== The exercise ==
Copy out each line below that has the word "Rampur" in it.
[Start Provided data]
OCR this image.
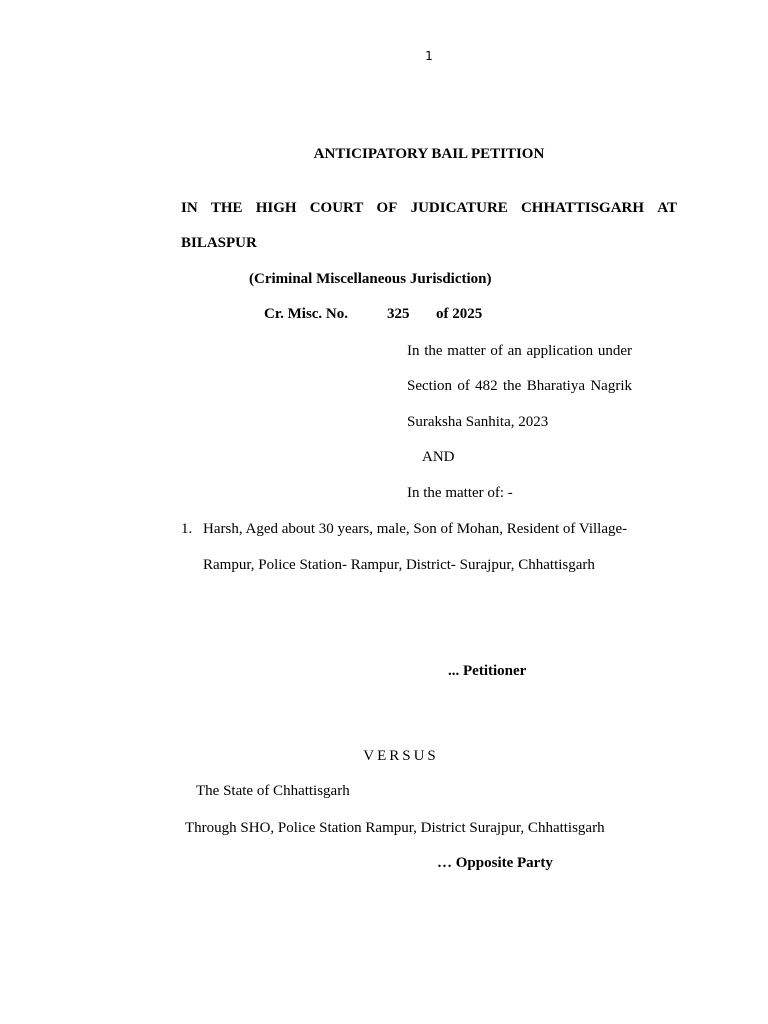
1
ANTICIPATORY BAIL PETITION
IN THE HIGH COURT OF JUDICATURE CHHATTISGARH AT
BILASPUR
(Criminal Miscellaneous Jurisdiction)
Cr. Misc. No.	325 of 2025
In the matter of an application under
Section of 482 the Bharatiya Nagrik
Suraksha Sanhita, 2023
AND
In the matter of: -
1. Harsh, Aged about 30 years, male, Son of Mohan, Resident of Village-
Rampur, Police Station- Rampur, District- Surajpur, Chhattisgarh
... Petitioner
VERSUS
The State of Chhattisgarh
Through SHO, Police Station Rampur, District Surajpur, Chhattisgarh
… Opposite Party
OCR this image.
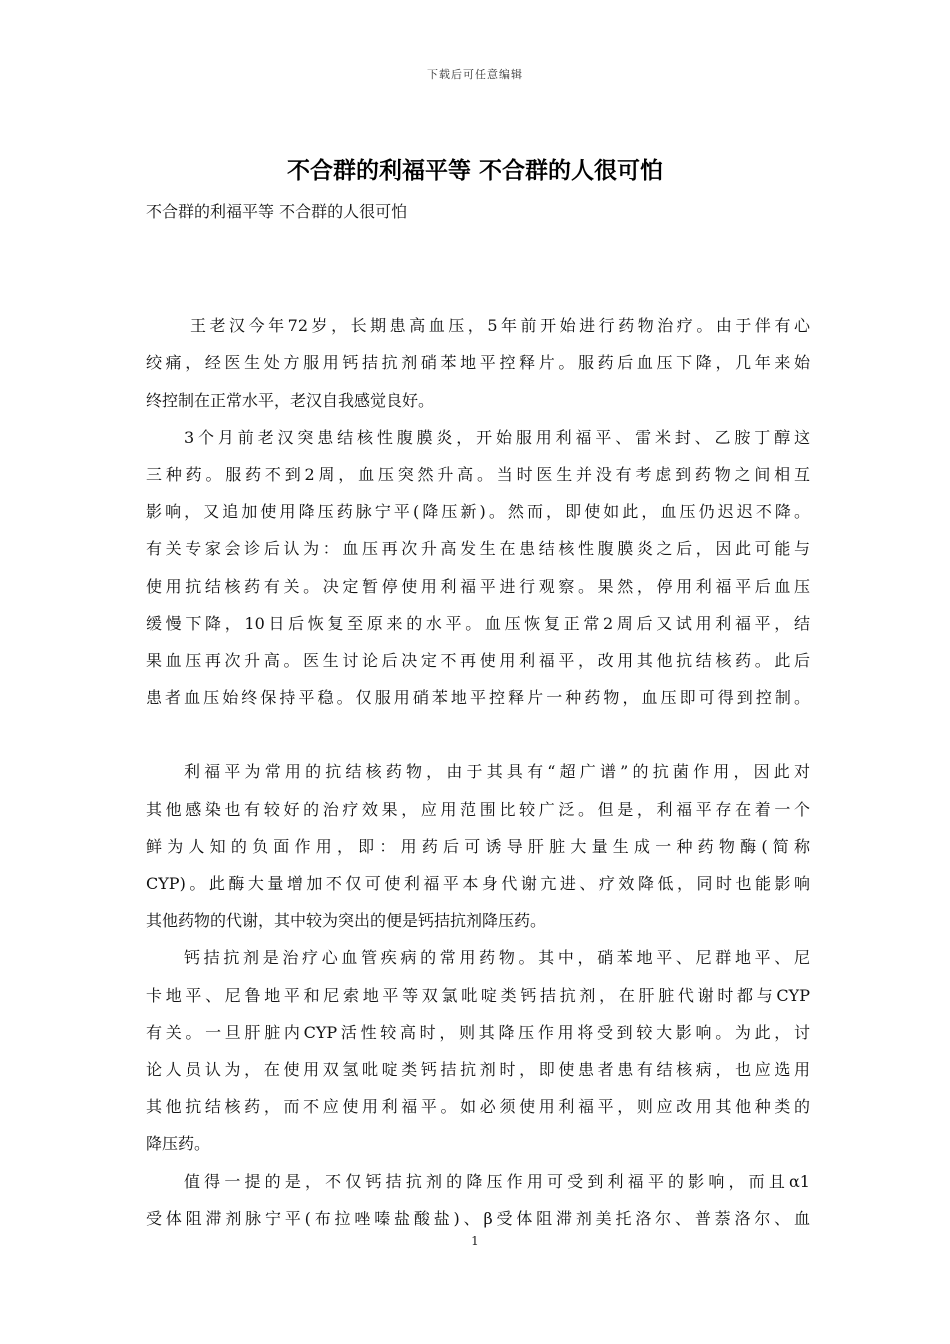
下载后可任意编辑
不合群的利福平等 不合群的人很可怕
不合群的利福平等 不合群的人很可怕
王老汉今年72岁，长期患高血压，5年前开始进行药物治疗。由于伴有心
绞痛，经医生处方服用钙拮抗剂硝苯地平控释片。服药后血压下降，几年来始
终控制在正常水平，老汉自我感觉良好。
3个月前老汉突患结核性腹膜炎，开始服用利福平、雷米封、乙胺丁醇这
三种药。服药不到2周，血压突然升高。当时医生并没有考虑到药物之间相互
影响，又追加使用降压药脉宁平(降压新)。然而，即使如此，血压仍迟迟不降。
有关专家会诊后认为：血压再次升高发生在患结核性腹膜炎之后，因此可能与
使用抗结核药有关。决定暂停使用利福平进行观察。果然，停用利福平后血压
缓慢下降，10日后恢复至原来的水平。血压恢复正常2周后又试用利福平，结
果血压再次升高。医生讨论后决定不再使用利福平，改用其他抗结核药。此后
患者血压始终保持平稳。仅服用硝苯地平控释片一种药物，血压即可得到控制。
利福平为常用的抗结核药物，由于其具有“超广谱”的抗菌作用，因此对
其他感染也有较好的治疗效果，应用范围比较广泛。但是，利福平存在着一个
鲜为人知的负面作用，即：用药后可诱导肝脏大量生成一种药物酶(简称
CYP)。此酶大量增加不仅可使利福平本身代谢亢进、疗效降低，同时也能影响
其他药物的代谢，其中较为突出的便是钙拮抗剂降压药。
钙拮抗剂是治疗心血管疾病的常用药物。其中，硝苯地平、尼群地平、尼
卡地平、尼鲁地平和尼索地平等双氯吡啶类钙拮抗剂，在肝脏代谢时都与CYP
有关。一旦肝脏内CYP活性较高时，则其降压作用将受到较大影响。为此，讨
论人员认为，在使用双氢吡啶类钙拮抗剂时，即使患者患有结核病，也应选用
其他抗结核药，而不应使用利福平。如必须使用利福平，则应改用其他种类的
降压药。
值得一提的是，不仅钙拮抗剂的降压作用可受到利福平的影响，而且α1
受体阻滞剂脉宁平(布拉唑嗪盐酸盐)、β受体阻滞剂美托洛尔、普萘洛尔、血
1
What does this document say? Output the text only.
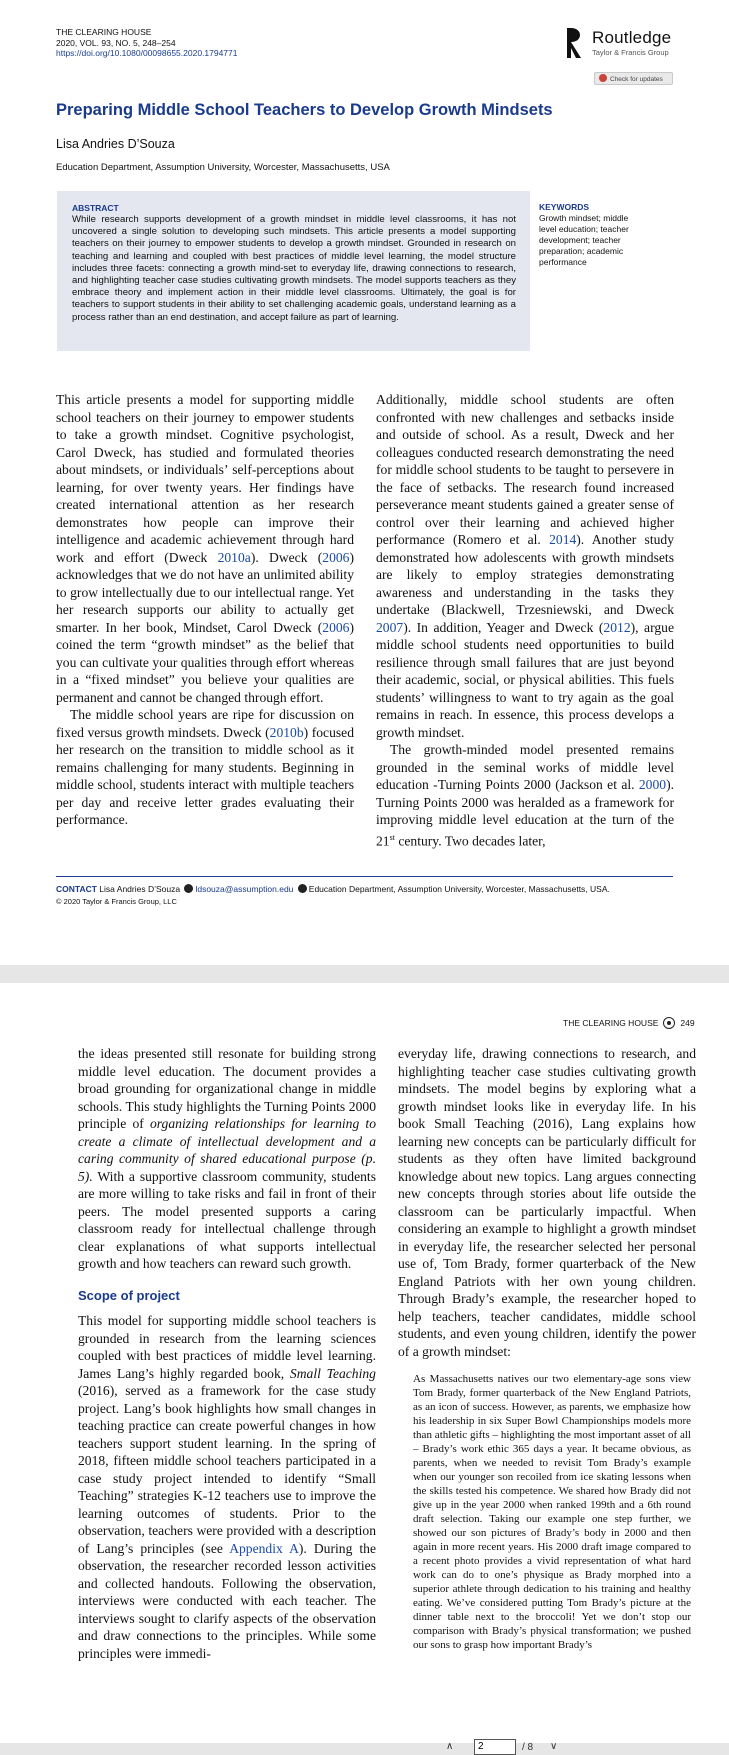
THE CLEARING HOUSE
2020, VOL. 93, NO. 5, 248–254
https://doi.org/10.1080/00098655.2020.1794771	ROUTLEDGE
Routledge
Taylor & Francis Group
Check for updates
Preparing Middle School Teachers to Develop Growth Mindsets
Lisa Andries D’Souza
Education Department, Assumption University, Worcester, Massachusetts, USA
ABSTRACT
While research supports development of a growth mindset in middle level classrooms, it has not uncovered a single solution to developing such mindsets. This article presents a model supporting teachers on their journey to empower students to develop a growth mindset. Grounded in research on teaching and learning and coupled with best practices of middle level learning, the model structure includes three facets: connecting a growth mind-set to everyday life, drawing connections to research, and highlighting teacher case studies cultivating growth mindsets. The model supports teachers as they embrace theory and implement action in their middle level classrooms. Ultimately, the goal is for teachers to support students in their ability to set challenging academic goals, understand learning as a process rather than an end destination, and accept failure as part of learning.
KEYWORDS
Growth mindset; middle level education; teacher development; teacher preparation; academic performance

This article presents a model for supporting middle school teachers on their journey to empower students to take a growth mindset. Cognitive psychologist, Carol Dweck, has studied and formulated theories about mindsets, or individuals’ self-perceptions about learning, for over twenty years. Her findings have created international attention as her research demonstrates how people can improve their intelligence and academic achievement through hard work and effort (Dweck 2010a). Dweck (2006) acknowledges that we do not have an unlimited ability to grow intellectually due to our intellectual range. Yet her research supports our ability to actually get smarter. In her book, Mindset, Carol Dweck (2006) coined the term “growth mindset” as the belief that you can cultivate your qualities through effort whereas in a “fixed mindset” you believe your qualities are permanent and cannot be changed through effort.

The middle school years are ripe for discussion on fixed versus growth mindsets. Dweck (2010b) focused her research on the transition to middle school as it remains challenging for many students. Beginning in middle school, students interact with multiple teachers per day and receive letter grades evaluating their performance.

Additionally, middle school students are often confronted with new challenges and setbacks inside and outside of school. As a result, Dweck and her colleagues conducted research demonstrating the need for middle school students to be taught to persevere in the face of setbacks. The research found increased perseverance meant students gained a greater sense of control over their learning and achieved higher performance (Romero et al. 2014). Another study demonstrated how adolescents with growth mindsets are likely to employ strategies demonstrating awareness and understanding in the tasks they undertake (Blackwell, Trzesniewski, and Dweck 2007). In addition, Yeager and Dweck (2012), argue middle school students need opportunities to build resilience through small failures that are just beyond their academic, social, or physical abilities. This fuels students’ willingness to want to try again as the goal remains in reach. In essence, this process develops a growth mindset.

The growth-minded model presented remains grounded in the seminal works of middle level education -Turning Points 2000 (Jackson et al. 2000). Turning Points 2000 was heralded as a framework for improving middle level education at the turn of the 21st century. Two decades later,

CONTACT Lisa Andries D’Souza ldsouza@assumption.edu Education Department, Assumption University, Worcester, Massachusetts, USA.
© 2020 Taylor & Francis Group, LLC
THE CLEARING HOUSE	249

the ideas presented still resonate for building strong middle level education. The document provides a broad grounding for organizational change in middle schools. This study highlights the Turning Points 2000 principle of organizing relationships for learning to create a climate of intellectual development and a caring community of shared educational purpose (p. 5). With a supportive classroom community, students are more willing to take risks and fail in front of their peers. The model presented supports a caring classroom ready for intellectual challenge through clear explanations of what supports intellectual growth and how teachers can reward such growth.

Scope of project

This model for supporting middle school teachers is grounded in research from the learning sciences coupled with best practices of middle level learning. James Lang’s highly regarded book, Small Teaching (2016), served as a framework for the case study project. Lang’s book highlights how small changes in teaching practice can create powerful changes in how teachers support student learning. In the spring of 2018, fifteen middle school teachers participated in a case study project intended to identify “Small Teaching” strategies K-12 teachers use to improve the learning outcomes of students. Prior to the observation, teachers were provided with a description of Lang’s principles (see Appendix A). During the observation, the researcher recorded lesson activities and collected handouts. Following the observation, interviews were conducted with each teacher. The interviews sought to clarify aspects of the observation and draw connections to the principles. While some principles were immedi-

everyday life, drawing connections to research, and highlighting teacher case studies cultivating growth mindsets. The model begins by exploring what a growth mindset looks like in everyday life. In his book Small Teaching (2016), Lang explains how learning new concepts can be particularly difficult for students as they often have limited background knowledge about new topics. Lang argues connecting new concepts through stories about life outside the classroom can be particularly impactful. When considering an example to highlight a growth mindset in everyday life, the researcher selected her personal use of, Tom Brady, former quarterback of the New England Patriots with her own young children. Through Brady’s example, the researcher hoped to help teachers, teacher candidates, middle school students, and even young children, identify the power of a growth mindset:

As Massachusetts natives our two elementary-age sons view Tom Brady, former quarterback of the New England Patriots, as an icon of success. However, as parents, we emphasize how his leadership in six Super Bowl Championships models more than athletic gifts – highlighting the most important asset of all – Brady’s work ethic 365 days a year. It became obvious, as parents, when we needed to revisit Tom Brady’s example when our younger son recoiled from ice skating lessons when the skills tested his competence. We shared how Brady did not give up in the year 2000 when ranked 199th and a 6th round draft selection. Taking our example one step further, we showed our son pictures of Brady’s body in 2000 and then again in more recent years. His 2000 draft image compared to a recent photo provides a vivid representation of what hard work can do to one’s physique as Brady morphed into a superior athlete through dedication to his training and healthy eating. We’ve considered putting Tom Brady’s picture at the dinner table next to the broccoli! Yet we don’t stop our comparison with Brady’s physical transformation; we pushed our sons to grasp how important Brady’s

∧
2	/ 8 ∨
[End Provided data]
== Result for this exercise ==
Rampur, Police Station- Rampur, District- Surajpur, Chhattisgarh
Through SHO, Police Station Rampur, District Surajpur, Chhattisgarh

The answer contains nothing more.